**Task to carry out:** Carry none of the pictures over; set down the material below exactly.

**Rows:**
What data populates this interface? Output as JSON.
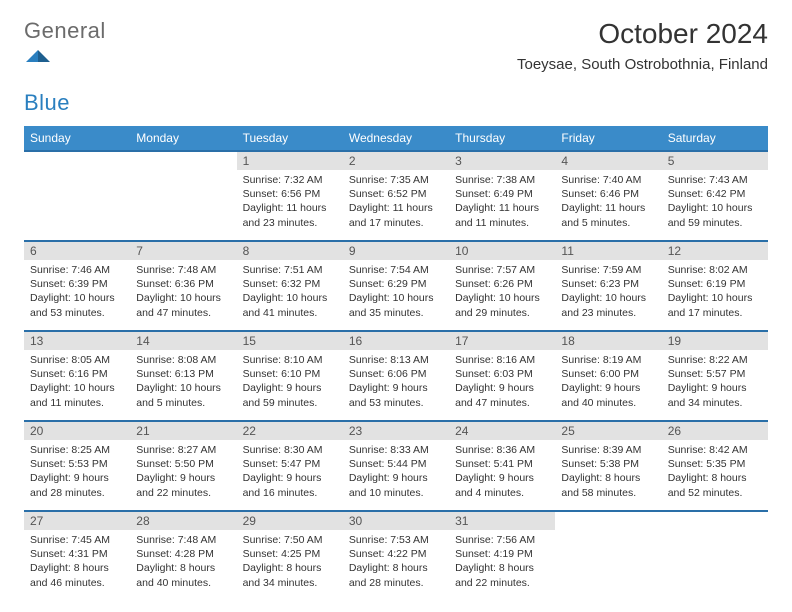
{
  "logo": {
    "general": "General",
    "blue": "Blue"
  },
  "title": "October 2024",
  "location": "Toeysae, South Ostrobothnia, Finland",
  "colors": {
    "header_bg": "#3a8bc9",
    "row_divider": "#2a6fa8",
    "daynum_bg": "#e2e2e2",
    "text": "#333333"
  },
  "weekdays": [
    "Sunday",
    "Monday",
    "Tuesday",
    "Wednesday",
    "Thursday",
    "Friday",
    "Saturday"
  ],
  "weeks": [
    [
      null,
      null,
      {
        "n": "1",
        "sr": "Sunrise: 7:32 AM",
        "ss": "Sunset: 6:56 PM",
        "dl1": "Daylight: 11 hours",
        "dl2": "and 23 minutes."
      },
      {
        "n": "2",
        "sr": "Sunrise: 7:35 AM",
        "ss": "Sunset: 6:52 PM",
        "dl1": "Daylight: 11 hours",
        "dl2": "and 17 minutes."
      },
      {
        "n": "3",
        "sr": "Sunrise: 7:38 AM",
        "ss": "Sunset: 6:49 PM",
        "dl1": "Daylight: 11 hours",
        "dl2": "and 11 minutes."
      },
      {
        "n": "4",
        "sr": "Sunrise: 7:40 AM",
        "ss": "Sunset: 6:46 PM",
        "dl1": "Daylight: 11 hours",
        "dl2": "and 5 minutes."
      },
      {
        "n": "5",
        "sr": "Sunrise: 7:43 AM",
        "ss": "Sunset: 6:42 PM",
        "dl1": "Daylight: 10 hours",
        "dl2": "and 59 minutes."
      }
    ],
    [
      {
        "n": "6",
        "sr": "Sunrise: 7:46 AM",
        "ss": "Sunset: 6:39 PM",
        "dl1": "Daylight: 10 hours",
        "dl2": "and 53 minutes."
      },
      {
        "n": "7",
        "sr": "Sunrise: 7:48 AM",
        "ss": "Sunset: 6:36 PM",
        "dl1": "Daylight: 10 hours",
        "dl2": "and 47 minutes."
      },
      {
        "n": "8",
        "sr": "Sunrise: 7:51 AM",
        "ss": "Sunset: 6:32 PM",
        "dl1": "Daylight: 10 hours",
        "dl2": "and 41 minutes."
      },
      {
        "n": "9",
        "sr": "Sunrise: 7:54 AM",
        "ss": "Sunset: 6:29 PM",
        "dl1": "Daylight: 10 hours",
        "dl2": "and 35 minutes."
      },
      {
        "n": "10",
        "sr": "Sunrise: 7:57 AM",
        "ss": "Sunset: 6:26 PM",
        "dl1": "Daylight: 10 hours",
        "dl2": "and 29 minutes."
      },
      {
        "n": "11",
        "sr": "Sunrise: 7:59 AM",
        "ss": "Sunset: 6:23 PM",
        "dl1": "Daylight: 10 hours",
        "dl2": "and 23 minutes."
      },
      {
        "n": "12",
        "sr": "Sunrise: 8:02 AM",
        "ss": "Sunset: 6:19 PM",
        "dl1": "Daylight: 10 hours",
        "dl2": "and 17 minutes."
      }
    ],
    [
      {
        "n": "13",
        "sr": "Sunrise: 8:05 AM",
        "ss": "Sunset: 6:16 PM",
        "dl1": "Daylight: 10 hours",
        "dl2": "and 11 minutes."
      },
      {
        "n": "14",
        "sr": "Sunrise: 8:08 AM",
        "ss": "Sunset: 6:13 PM",
        "dl1": "Daylight: 10 hours",
        "dl2": "and 5 minutes."
      },
      {
        "n": "15",
        "sr": "Sunrise: 8:10 AM",
        "ss": "Sunset: 6:10 PM",
        "dl1": "Daylight: 9 hours",
        "dl2": "and 59 minutes."
      },
      {
        "n": "16",
        "sr": "Sunrise: 8:13 AM",
        "ss": "Sunset: 6:06 PM",
        "dl1": "Daylight: 9 hours",
        "dl2": "and 53 minutes."
      },
      {
        "n": "17",
        "sr": "Sunrise: 8:16 AM",
        "ss": "Sunset: 6:03 PM",
        "dl1": "Daylight: 9 hours",
        "dl2": "and 47 minutes."
      },
      {
        "n": "18",
        "sr": "Sunrise: 8:19 AM",
        "ss": "Sunset: 6:00 PM",
        "dl1": "Daylight: 9 hours",
        "dl2": "and 40 minutes."
      },
      {
        "n": "19",
        "sr": "Sunrise: 8:22 AM",
        "ss": "Sunset: 5:57 PM",
        "dl1": "Daylight: 9 hours",
        "dl2": "and 34 minutes."
      }
    ],
    [
      {
        "n": "20",
        "sr": "Sunrise: 8:25 AM",
        "ss": "Sunset: 5:53 PM",
        "dl1": "Daylight: 9 hours",
        "dl2": "and 28 minutes."
      },
      {
        "n": "21",
        "sr": "Sunrise: 8:27 AM",
        "ss": "Sunset: 5:50 PM",
        "dl1": "Daylight: 9 hours",
        "dl2": "and 22 minutes."
      },
      {
        "n": "22",
        "sr": "Sunrise: 8:30 AM",
        "ss": "Sunset: 5:47 PM",
        "dl1": "Daylight: 9 hours",
        "dl2": "and 16 minutes."
      },
      {
        "n": "23",
        "sr": "Sunrise: 8:33 AM",
        "ss": "Sunset: 5:44 PM",
        "dl1": "Daylight: 9 hours",
        "dl2": "and 10 minutes."
      },
      {
        "n": "24",
        "sr": "Sunrise: 8:36 AM",
        "ss": "Sunset: 5:41 PM",
        "dl1": "Daylight: 9 hours",
        "dl2": "and 4 minutes."
      },
      {
        "n": "25",
        "sr": "Sunrise: 8:39 AM",
        "ss": "Sunset: 5:38 PM",
        "dl1": "Daylight: 8 hours",
        "dl2": "and 58 minutes."
      },
      {
        "n": "26",
        "sr": "Sunrise: 8:42 AM",
        "ss": "Sunset: 5:35 PM",
        "dl1": "Daylight: 8 hours",
        "dl2": "and 52 minutes."
      }
    ],
    [
      {
        "n": "27",
        "sr": "Sunrise: 7:45 AM",
        "ss": "Sunset: 4:31 PM",
        "dl1": "Daylight: 8 hours",
        "dl2": "and 46 minutes."
      },
      {
        "n": "28",
        "sr": "Sunrise: 7:48 AM",
        "ss": "Sunset: 4:28 PM",
        "dl1": "Daylight: 8 hours",
        "dl2": "and 40 minutes."
      },
      {
        "n": "29",
        "sr": "Sunrise: 7:50 AM",
        "ss": "Sunset: 4:25 PM",
        "dl1": "Daylight: 8 hours",
        "dl2": "and 34 minutes."
      },
      {
        "n": "30",
        "sr": "Sunrise: 7:53 AM",
        "ss": "Sunset: 4:22 PM",
        "dl1": "Daylight: 8 hours",
        "dl2": "and 28 minutes."
      },
      {
        "n": "31",
        "sr": "Sunrise: 7:56 AM",
        "ss": "Sunset: 4:19 PM",
        "dl1": "Daylight: 8 hours",
        "dl2": "and 22 minutes."
      },
      null,
      null
    ]
  ]
}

**Result of this task:**
What data populates this interface? Output as JSON.
{
  "logo": {
    "general": "General",
    "blue": "Blue"
  },
  "title": "October 2024",
  "location": "Toeysae, South Ostrobothnia, Finland",
  "colors": {
    "header_bg": "#3a8bc9",
    "row_divider": "#2a6fa8",
    "daynum_bg": "#e2e2e2",
    "text": "#333333"
  },
  "weekdays": [
    "Sunday",
    "Monday",
    "Tuesday",
    "Wednesday",
    "Thursday",
    "Friday",
    "Saturday"
  ],
  "weeks": [
    [
      null,
      null,
      {
        "n": "1",
        "sr": "Sunrise: 7:32 AM",
        "ss": "Sunset: 6:56 PM",
        "dl1": "Daylight: 11 hours",
        "dl2": "and 23 minutes."
      },
      {
        "n": "2",
        "sr": "Sunrise: 7:35 AM",
        "ss": "Sunset: 6:52 PM",
        "dl1": "Daylight: 11 hours",
        "dl2": "and 17 minutes."
      },
      {
        "n": "3",
        "sr": "Sunrise: 7:38 AM",
        "ss": "Sunset: 6:49 PM",
        "dl1": "Daylight: 11 hours",
        "dl2": "and 11 minutes."
      },
      {
        "n": "4",
        "sr": "Sunrise: 7:40 AM",
        "ss": "Sunset: 6:46 PM",
        "dl1": "Daylight: 11 hours",
        "dl2": "and 5 minutes."
      },
      {
        "n": "5",
        "sr": "Sunrise: 7:43 AM",
        "ss": "Sunset: 6:42 PM",
        "dl1": "Daylight: 10 hours",
        "dl2": "and 59 minutes."
      }
    ],
    [
      {
        "n": "6",
        "sr": "Sunrise: 7:46 AM",
        "ss": "Sunset: 6:39 PM",
        "dl1": "Daylight: 10 hours",
        "dl2": "and 53 minutes."
      },
      {
        "n": "7",
        "sr": "Sunrise: 7:48 AM",
        "ss": "Sunset: 6:36 PM",
        "dl1": "Daylight: 10 hours",
        "dl2": "and 47 minutes."
      },
      {
        "n": "8",
        "sr": "Sunrise: 7:51 AM",
        "ss": "Sunset: 6:32 PM",
        "dl1": "Daylight: 10 hours",
        "dl2": "and 41 minutes."
      },
      {
        "n": "9",
        "sr": "Sunrise: 7:54 AM",
        "ss": "Sunset: 6:29 PM",
        "dl1": "Daylight: 10 hours",
        "dl2": "and 35 minutes."
      },
      {
        "n": "10",
        "sr": "Sunrise: 7:57 AM",
        "ss": "Sunset: 6:26 PM",
        "dl1": "Daylight: 10 hours",
        "dl2": "and 29 minutes."
      },
      {
        "n": "11",
        "sr": "Sunrise: 7:59 AM",
        "ss": "Sunset: 6:23 PM",
        "dl1": "Daylight: 10 hours",
        "dl2": "and 23 minutes."
      },
      {
        "n": "12",
        "sr": "Sunrise: 8:02 AM",
        "ss": "Sunset: 6:19 PM",
        "dl1": "Daylight: 10 hours",
        "dl2": "and 17 minutes."
      }
    ],
    [
      {
        "n": "13",
        "sr": "Sunrise: 8:05 AM",
        "ss": "Sunset: 6:16 PM",
        "dl1": "Daylight: 10 hours",
        "dl2": "and 11 minutes."
      },
      {
        "n": "14",
        "sr": "Sunrise: 8:08 AM",
        "ss": "Sunset: 6:13 PM",
        "dl1": "Daylight: 10 hours",
        "dl2": "and 5 minutes."
      },
      {
        "n": "15",
        "sr": "Sunrise: 8:10 AM",
        "ss": "Sunset: 6:10 PM",
        "dl1": "Daylight: 9 hours",
        "dl2": "and 59 minutes."
      },
      {
        "n": "16",
        "sr": "Sunrise: 8:13 AM",
        "ss": "Sunset: 6:06 PM",
        "dl1": "Daylight: 9 hours",
        "dl2": "and 53 minutes."
      },
      {
        "n": "17",
        "sr": "Sunrise: 8:16 AM",
        "ss": "Sunset: 6:03 PM",
        "dl1": "Daylight: 9 hours",
        "dl2": "and 47 minutes."
      },
      {
        "n": "18",
        "sr": "Sunrise: 8:19 AM",
        "ss": "Sunset: 6:00 PM",
        "dl1": "Daylight: 9 hours",
        "dl2": "and 40 minutes."
      },
      {
        "n": "19",
        "sr": "Sunrise: 8:22 AM",
        "ss": "Sunset: 5:57 PM",
        "dl1": "Daylight: 9 hours",
        "dl2": "and 34 minutes."
      }
    ],
    [
      {
        "n": "20",
        "sr": "Sunrise: 8:25 AM",
        "ss": "Sunset: 5:53 PM",
        "dl1": "Daylight: 9 hours",
        "dl2": "and 28 minutes."
      },
      {
        "n": "21",
        "sr": "Sunrise: 8:27 AM",
        "ss": "Sunset: 5:50 PM",
        "dl1": "Daylight: 9 hours",
        "dl2": "and 22 minutes."
      },
      {
        "n": "22",
        "sr": "Sunrise: 8:30 AM",
        "ss": "Sunset: 5:47 PM",
        "dl1": "Daylight: 9 hours",
        "dl2": "and 16 minutes."
      },
      {
        "n": "23",
        "sr": "Sunrise: 8:33 AM",
        "ss": "Sunset: 5:44 PM",
        "dl1": "Daylight: 9 hours",
        "dl2": "and 10 minutes."
      },
      {
        "n": "24",
        "sr": "Sunrise: 8:36 AM",
        "ss": "Sunset: 5:41 PM",
        "dl1": "Daylight: 9 hours",
        "dl2": "and 4 minutes."
      },
      {
        "n": "25",
        "sr": "Sunrise: 8:39 AM",
        "ss": "Sunset: 5:38 PM",
        "dl1": "Daylight: 8 hours",
        "dl2": "and 58 minutes."
      },
      {
        "n": "26",
        "sr": "Sunrise: 8:42 AM",
        "ss": "Sunset: 5:35 PM",
        "dl1": "Daylight: 8 hours",
        "dl2": "and 52 minutes."
      }
    ],
    [
      {
        "n": "27",
        "sr": "Sunrise: 7:45 AM",
        "ss": "Sunset: 4:31 PM",
        "dl1": "Daylight: 8 hours",
        "dl2": "and 46 minutes."
      },
      {
        "n": "28",
        "sr": "Sunrise: 7:48 AM",
        "ss": "Sunset: 4:28 PM",
        "dl1": "Daylight: 8 hours",
        "dl2": "and 40 minutes."
      },
      {
        "n": "29",
        "sr": "Sunrise: 7:50 AM",
        "ss": "Sunset: 4:25 PM",
        "dl1": "Daylight: 8 hours",
        "dl2": "and 34 minutes."
      },
      {
        "n": "30",
        "sr": "Sunrise: 7:53 AM",
        "ss": "Sunset: 4:22 PM",
        "dl1": "Daylight: 8 hours",
        "dl2": "and 28 minutes."
      },
      {
        "n": "31",
        "sr": "Sunrise: 7:56 AM",
        "ss": "Sunset: 4:19 PM",
        "dl1": "Daylight: 8 hours",
        "dl2": "and 22 minutes."
      },
      null,
      null
    ]
  ]
}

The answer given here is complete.